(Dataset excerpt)
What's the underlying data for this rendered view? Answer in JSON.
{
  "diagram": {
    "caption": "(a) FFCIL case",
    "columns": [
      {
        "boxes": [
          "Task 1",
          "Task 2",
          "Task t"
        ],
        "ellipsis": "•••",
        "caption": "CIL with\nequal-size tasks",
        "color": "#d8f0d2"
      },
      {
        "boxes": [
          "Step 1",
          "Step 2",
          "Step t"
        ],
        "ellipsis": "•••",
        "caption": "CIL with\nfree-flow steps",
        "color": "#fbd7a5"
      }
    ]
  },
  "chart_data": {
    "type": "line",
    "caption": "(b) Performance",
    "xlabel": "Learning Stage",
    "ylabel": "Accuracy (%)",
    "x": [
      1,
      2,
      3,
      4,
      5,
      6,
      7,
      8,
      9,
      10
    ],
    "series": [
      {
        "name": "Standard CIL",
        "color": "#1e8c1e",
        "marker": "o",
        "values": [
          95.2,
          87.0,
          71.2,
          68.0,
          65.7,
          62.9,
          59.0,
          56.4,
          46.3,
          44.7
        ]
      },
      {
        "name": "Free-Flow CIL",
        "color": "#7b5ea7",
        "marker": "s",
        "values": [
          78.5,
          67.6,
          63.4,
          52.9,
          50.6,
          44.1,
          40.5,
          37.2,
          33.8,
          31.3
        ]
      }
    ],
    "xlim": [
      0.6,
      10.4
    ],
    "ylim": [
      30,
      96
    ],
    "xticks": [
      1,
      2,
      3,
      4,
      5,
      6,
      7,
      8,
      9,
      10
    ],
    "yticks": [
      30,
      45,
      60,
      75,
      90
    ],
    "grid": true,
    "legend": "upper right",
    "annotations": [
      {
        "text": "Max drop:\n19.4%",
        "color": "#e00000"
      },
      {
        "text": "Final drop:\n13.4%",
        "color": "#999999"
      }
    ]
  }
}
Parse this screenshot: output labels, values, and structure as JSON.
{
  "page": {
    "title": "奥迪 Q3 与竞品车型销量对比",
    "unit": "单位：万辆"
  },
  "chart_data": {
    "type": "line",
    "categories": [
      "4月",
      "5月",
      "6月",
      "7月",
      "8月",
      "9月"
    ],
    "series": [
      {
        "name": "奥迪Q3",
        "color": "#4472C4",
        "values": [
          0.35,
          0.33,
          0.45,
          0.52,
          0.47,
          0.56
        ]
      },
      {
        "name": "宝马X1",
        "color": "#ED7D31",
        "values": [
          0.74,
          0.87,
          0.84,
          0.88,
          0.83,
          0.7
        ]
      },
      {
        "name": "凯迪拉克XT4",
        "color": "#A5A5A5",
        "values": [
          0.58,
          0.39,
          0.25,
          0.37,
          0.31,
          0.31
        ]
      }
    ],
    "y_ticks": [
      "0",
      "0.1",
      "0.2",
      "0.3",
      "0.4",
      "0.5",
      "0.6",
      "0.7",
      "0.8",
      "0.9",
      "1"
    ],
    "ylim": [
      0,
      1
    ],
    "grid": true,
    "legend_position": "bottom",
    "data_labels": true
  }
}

> [AIM]: Give the material above again, word for word.

> [REPLY TO THE EXERCISE]:
What's the underlying data for this rendered view? Answer in JSON.
{
  "diagram": {
    "caption": "(a) FFCIL case",
    "columns": [
      {
        "boxes": [
          "Task 1",
          "Task 2",
          "Task t"
        ],
        "ellipsis": "•••",
        "caption": "CIL with\nequal-size tasks",
        "color": "#d8f0d2"
      },
      {
        "boxes": [
          "Step 1",
          "Step 2",
          "Step t"
        ],
        "ellipsis": "•••",
        "caption": "CIL with\nfree-flow steps",
        "color": "#fbd7a5"
      }
    ]
  },
  "chart_data": {
    "type": "line",
    "caption": "(b) Performance",
    "xlabel": "Learning Stage",
    "ylabel": "Accuracy (%)",
    "x": [
      1,
      2,
      3,
      4,
      5,
      6,
      7,
      8,
      9,
      10
    ],
    "series": [
      {
        "name": "Standard CIL",
        "color": "#1e8c1e",
        "marker": "o",
        "values": [
          95.2,
          87.0,
          71.2,
          68.0,
          65.7,
          62.9,
          59.0,
          56.4,
          46.3,
          44.7
        ]
      },
      {
        "name": "Free-Flow CIL",
        "color": "#7b5ea7",
        "marker": "s",
        "values": [
          78.5,
          67.6,
          63.4,
          52.9,
          50.6,
          44.1,
          40.5,
          37.2,
          33.8,
          31.3
        ]
      }
    ],
    "xlim": [
      0.6,
      10.4
    ],
    "ylim": [
      30,
      96
    ],
    "xticks": [
      1,
      2,
      3,
      4,
      5,
      6,
      7,
      8,
      9,
      10
    ],
    "yticks": [
      30,
      45,
      60,
      75,
      90
    ],
    "grid": true,
    "legend": "upper right",
    "annotations": [
      {
        "text": "Max drop:\n19.4%",
        "color": "#e00000"
      },
      {
        "text": "Final drop:\n13.4%",
        "color": "#999999"
      }
    ]
  }
}
Parse this screenshot: output labels, values, and structure as JSON.
{
  "page": {
    "title": "奥迪 Q3 与竞品车型销量对比",
    "unit": "单位：万辆"
  },
  "chart_data": {
    "type": "line",
    "categories": [
      "4月",
      "5月",
      "6月",
      "7月",
      "8月",
      "9月"
    ],
    "series": [
      {
        "name": "奥迪Q3",
        "color": "#4472C4",
        "values": [
          0.35,
          0.33,
          0.45,
          0.52,
          0.47,
          0.56
        ]
      },
      {
        "name": "宝马X1",
        "color": "#ED7D31",
        "values": [
          0.74,
          0.87,
          0.84,
          0.88,
          0.83,
          0.7
        ]
      },
      {
        "name": "凯迪拉克XT4",
        "color": "#A5A5A5",
        "values": [
          0.58,
          0.39,
          0.25,
          0.37,
          0.31,
          0.31
        ]
      }
    ],
    "y_ticks": [
      "0",
      "0.1",
      "0.2",
      "0.3",
      "0.4",
      "0.5",
      "0.6",
      "0.7",
      "0.8",
      "0.9",
      "1"
    ],
    "ylim": [
      0,
      1
    ],
    "grid": true,
    "legend_position": "bottom",
    "data_labels": true
  }
}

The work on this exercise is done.